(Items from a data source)

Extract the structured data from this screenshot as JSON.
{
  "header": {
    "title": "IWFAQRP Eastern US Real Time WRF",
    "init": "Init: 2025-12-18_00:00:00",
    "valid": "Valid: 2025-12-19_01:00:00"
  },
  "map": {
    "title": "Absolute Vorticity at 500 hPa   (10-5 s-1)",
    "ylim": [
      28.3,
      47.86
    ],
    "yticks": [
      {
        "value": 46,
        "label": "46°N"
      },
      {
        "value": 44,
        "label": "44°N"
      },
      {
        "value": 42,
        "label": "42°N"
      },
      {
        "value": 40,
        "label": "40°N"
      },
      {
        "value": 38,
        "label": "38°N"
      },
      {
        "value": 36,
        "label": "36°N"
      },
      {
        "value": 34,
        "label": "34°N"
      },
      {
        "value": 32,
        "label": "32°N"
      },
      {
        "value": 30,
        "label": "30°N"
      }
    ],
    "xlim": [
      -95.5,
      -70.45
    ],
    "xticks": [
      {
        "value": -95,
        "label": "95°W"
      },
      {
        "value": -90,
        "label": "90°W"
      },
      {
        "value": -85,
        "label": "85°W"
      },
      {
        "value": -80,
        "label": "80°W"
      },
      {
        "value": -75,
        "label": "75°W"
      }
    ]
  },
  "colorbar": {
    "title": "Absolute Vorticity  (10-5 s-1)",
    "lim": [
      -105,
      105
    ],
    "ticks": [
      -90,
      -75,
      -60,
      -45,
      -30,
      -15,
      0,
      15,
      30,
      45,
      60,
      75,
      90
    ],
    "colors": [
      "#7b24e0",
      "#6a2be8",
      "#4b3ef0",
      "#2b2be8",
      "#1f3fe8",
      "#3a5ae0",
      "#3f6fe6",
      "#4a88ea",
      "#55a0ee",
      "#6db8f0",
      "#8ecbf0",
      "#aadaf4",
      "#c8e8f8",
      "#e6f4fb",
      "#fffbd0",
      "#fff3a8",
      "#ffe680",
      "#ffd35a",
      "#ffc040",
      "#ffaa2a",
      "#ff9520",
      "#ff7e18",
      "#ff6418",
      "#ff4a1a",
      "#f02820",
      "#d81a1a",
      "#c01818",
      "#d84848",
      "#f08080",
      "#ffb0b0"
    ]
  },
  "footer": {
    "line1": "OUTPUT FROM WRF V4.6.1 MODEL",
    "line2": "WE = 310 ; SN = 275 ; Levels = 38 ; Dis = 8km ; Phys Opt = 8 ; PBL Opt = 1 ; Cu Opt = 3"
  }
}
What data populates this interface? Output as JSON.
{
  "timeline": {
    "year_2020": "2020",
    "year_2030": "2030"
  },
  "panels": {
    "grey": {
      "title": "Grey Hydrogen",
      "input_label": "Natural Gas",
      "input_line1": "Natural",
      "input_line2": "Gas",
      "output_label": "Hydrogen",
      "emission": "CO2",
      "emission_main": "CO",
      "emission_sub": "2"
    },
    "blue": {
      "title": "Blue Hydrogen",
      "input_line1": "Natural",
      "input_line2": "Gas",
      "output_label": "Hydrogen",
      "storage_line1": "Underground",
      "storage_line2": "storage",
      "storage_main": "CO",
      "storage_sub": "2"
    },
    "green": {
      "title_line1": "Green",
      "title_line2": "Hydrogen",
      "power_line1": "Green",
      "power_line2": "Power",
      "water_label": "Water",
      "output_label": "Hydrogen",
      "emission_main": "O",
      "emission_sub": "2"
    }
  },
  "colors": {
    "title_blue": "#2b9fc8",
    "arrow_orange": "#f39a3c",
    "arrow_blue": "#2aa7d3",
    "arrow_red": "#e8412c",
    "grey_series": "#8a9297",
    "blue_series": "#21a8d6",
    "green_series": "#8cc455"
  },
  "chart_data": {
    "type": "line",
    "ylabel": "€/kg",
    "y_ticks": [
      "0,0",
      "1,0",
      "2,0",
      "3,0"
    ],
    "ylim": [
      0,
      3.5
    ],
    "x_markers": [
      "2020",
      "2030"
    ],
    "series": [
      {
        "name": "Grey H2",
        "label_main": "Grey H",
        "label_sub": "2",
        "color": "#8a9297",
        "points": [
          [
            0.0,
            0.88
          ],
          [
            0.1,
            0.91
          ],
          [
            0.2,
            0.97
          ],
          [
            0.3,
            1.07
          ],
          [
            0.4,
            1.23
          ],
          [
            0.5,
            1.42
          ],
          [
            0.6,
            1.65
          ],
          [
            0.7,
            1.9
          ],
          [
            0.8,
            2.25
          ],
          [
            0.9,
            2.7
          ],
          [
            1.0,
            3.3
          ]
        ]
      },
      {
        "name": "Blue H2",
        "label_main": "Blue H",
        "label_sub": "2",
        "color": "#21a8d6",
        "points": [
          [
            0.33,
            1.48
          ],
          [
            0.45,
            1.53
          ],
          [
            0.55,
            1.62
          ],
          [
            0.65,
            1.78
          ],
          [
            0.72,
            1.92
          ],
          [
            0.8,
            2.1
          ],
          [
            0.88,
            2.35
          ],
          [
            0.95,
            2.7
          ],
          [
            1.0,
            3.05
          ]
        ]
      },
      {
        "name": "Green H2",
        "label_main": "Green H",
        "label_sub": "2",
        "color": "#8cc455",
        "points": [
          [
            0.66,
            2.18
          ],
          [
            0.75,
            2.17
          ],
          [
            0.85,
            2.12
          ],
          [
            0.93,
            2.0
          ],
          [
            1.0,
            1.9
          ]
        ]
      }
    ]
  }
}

*Problem details*. Set down the entries verbatim, leaving none out.

*Output*.
Extract the structured data from this screenshot as JSON.
{
  "header": {
    "title": "IWFAQRP Eastern US Real Time WRF",
    "init": "Init: 2025-12-18_00:00:00",
    "valid": "Valid: 2025-12-19_01:00:00"
  },
  "map": {
    "title": "Absolute Vorticity at 500 hPa   (10-5 s-1)",
    "ylim": [
      28.3,
      47.86
    ],
    "yticks": [
      {
        "value": 46,
        "label": "46°N"
      },
      {
        "value": 44,
        "label": "44°N"
      },
      {
        "value": 42,
        "label": "42°N"
      },
      {
        "value": 40,
        "label": "40°N"
      },
      {
        "value": 38,
        "label": "38°N"
      },
      {
        "value": 36,
        "label": "36°N"
      },
      {
        "value": 34,
        "label": "34°N"
      },
      {
        "value": 32,
        "label": "32°N"
      },
      {
        "value": 30,
        "label": "30°N"
      }
    ],
    "xlim": [
      -95.5,
      -70.45
    ],
    "xticks": [
      {
        "value": -95,
        "label": "95°W"
      },
      {
        "value": -90,
        "label": "90°W"
      },
      {
        "value": -85,
        "label": "85°W"
      },
      {
        "value": -80,
        "label": "80°W"
      },
      {
        "value": -75,
        "label": "75°W"
      }
    ]
  },
  "colorbar": {
    "title": "Absolute Vorticity  (10-5 s-1)",
    "lim": [
      -105,
      105
    ],
    "ticks": [
      -90,
      -75,
      -60,
      -45,
      -30,
      -15,
      0,
      15,
      30,
      45,
      60,
      75,
      90
    ],
    "colors": [
      "#7b24e0",
      "#6a2be8",
      "#4b3ef0",
      "#2b2be8",
      "#1f3fe8",
      "#3a5ae0",
      "#3f6fe6",
      "#4a88ea",
      "#55a0ee",
      "#6db8f0",
      "#8ecbf0",
      "#aadaf4",
      "#c8e8f8",
      "#e6f4fb",
      "#fffbd0",
      "#fff3a8",
      "#ffe680",
      "#ffd35a",
      "#ffc040",
      "#ffaa2a",
      "#ff9520",
      "#ff7e18",
      "#ff6418",
      "#ff4a1a",
      "#f02820",
      "#d81a1a",
      "#c01818",
      "#d84848",
      "#f08080",
      "#ffb0b0"
    ]
  },
  "footer": {
    "line1": "OUTPUT FROM WRF V4.6.1 MODEL",
    "line2": "WE = 310 ; SN = 275 ; Levels = 38 ; Dis = 8km ; Phys Opt = 8 ; PBL Opt = 1 ; Cu Opt = 3"
  }
}
What data populates this interface? Output as JSON.
{
  "timeline": {
    "year_2020": "2020",
    "year_2030": "2030"
  },
  "panels": {
    "grey": {
      "title": "Grey Hydrogen",
      "input_label": "Natural Gas",
      "input_line1": "Natural",
      "input_line2": "Gas",
      "output_label": "Hydrogen",
      "emission": "CO2",
      "emission_main": "CO",
      "emission_sub": "2"
    },
    "blue": {
      "title": "Blue Hydrogen",
      "input_line1": "Natural",
      "input_line2": "Gas",
      "output_label": "Hydrogen",
      "storage_line1": "Underground",
      "storage_line2": "storage",
      "storage_main": "CO",
      "storage_sub": "2"
    },
    "green": {
      "title_line1": "Green",
      "title_line2": "Hydrogen",
      "power_line1": "Green",
      "power_line2": "Power",
      "water_label": "Water",
      "output_label": "Hydrogen",
      "emission_main": "O",
      "emission_sub": "2"
    }
  },
  "colors": {
    "title_blue": "#2b9fc8",
    "arrow_orange": "#f39a3c",
    "arrow_blue": "#2aa7d3",
    "arrow_red": "#e8412c",
    "grey_series": "#8a9297",
    "blue_series": "#21a8d6",
    "green_series": "#8cc455"
  },
  "chart_data": {
    "type": "line",
    "ylabel": "€/kg",
    "y_ticks": [
      "0,0",
      "1,0",
      "2,0",
      "3,0"
    ],
    "ylim": [
      0,
      3.5
    ],
    "x_markers": [
      "2020",
      "2030"
    ],
    "series": [
      {
        "name": "Grey H2",
        "label_main": "Grey H",
        "label_sub": "2",
        "color": "#8a9297",
        "points": [
          [
            0.0,
            0.88
          ],
          [
            0.1,
            0.91
          ],
          [
            0.2,
            0.97
          ],
          [
            0.3,
            1.07
          ],
          [
            0.4,
            1.23
          ],
          [
            0.5,
            1.42
          ],
          [
            0.6,
            1.65
          ],
          [
            0.7,
            1.9
          ],
          [
            0.8,
            2.25
          ],
          [
            0.9,
            2.7
          ],
          [
            1.0,
            3.3
          ]
        ]
      },
      {
        "name": "Blue H2",
        "label_main": "Blue H",
        "label_sub": "2",
        "color": "#21a8d6",
        "points": [
          [
            0.33,
            1.48
          ],
          [
            0.45,
            1.53
          ],
          [
            0.55,
            1.62
          ],
          [
            0.65,
            1.78
          ],
          [
            0.72,
            1.92
          ],
          [
            0.8,
            2.1
          ],
          [
            0.88,
            2.35
          ],
          [
            0.95,
            2.7
          ],
          [
            1.0,
            3.05
          ]
        ]
      },
      {
        "name": "Green H2",
        "label_main": "Green H",
        "label_sub": "2",
        "color": "#8cc455",
        "points": [
          [
            0.66,
            2.18
          ],
          [
            0.75,
            2.17
          ],
          [
            0.85,
            2.12
          ],
          [
            0.93,
            2.0
          ],
          [
            1.0,
            1.9
          ]
        ]
      }
    ]
  }
}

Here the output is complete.